Problem to solve
Go through the entries one line at a time, and gather every line that has the word "JSON".

━━━━━ Data for this task ━━━━━

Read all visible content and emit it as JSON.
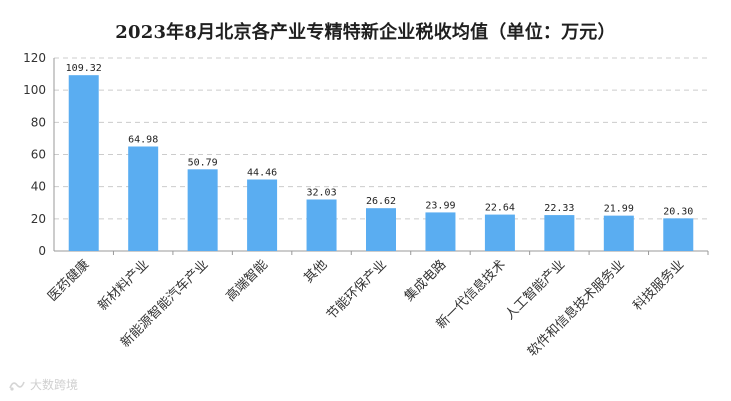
{
  "chart_data": {
    "type": "bar",
    "title": "2023年8月北京各产业专精特新企业税收均值（单位：万元）",
    "categories": [
      "医药健康",
      "新材料产业",
      "新能源智能汽车产业",
      "高端智能",
      "其他",
      "节能环保产业",
      "集成电路",
      "新一代信息技术",
      "人工智能产业",
      "软件和信息技术服务业",
      "科技服务业"
    ],
    "values": [
      109.32,
      64.98,
      50.79,
      44.46,
      32.03,
      26.62,
      23.99,
      22.64,
      22.33,
      21.99,
      20.3
    ],
    "value_labels": [
      "109.32",
      "64.98",
      "50.79",
      "44.46",
      "32.03",
      "26.62",
      "23.99",
      "22.64",
      "22.33",
      "21.99",
      "20.30"
    ],
    "ylim": [
      0,
      120
    ],
    "yticks": [
      0,
      20,
      40,
      60,
      80,
      100,
      120
    ],
    "xlabel": "",
    "ylabel": "",
    "grid": "horizontal-dashed",
    "legend": "none",
    "bar_color": "#5aadf1",
    "grid_color": "#cccccc",
    "axis_color": "#999999"
  },
  "watermark": {
    "text": "大数跨境",
    "icon": "logo-icon"
  }
}
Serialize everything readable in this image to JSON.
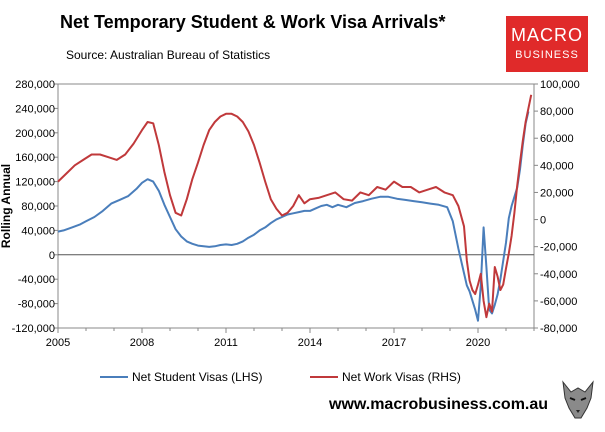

━━━━━

Result of the task
Read all visible content and emit it as JSON.
Serialize everything readable in this image to JSON.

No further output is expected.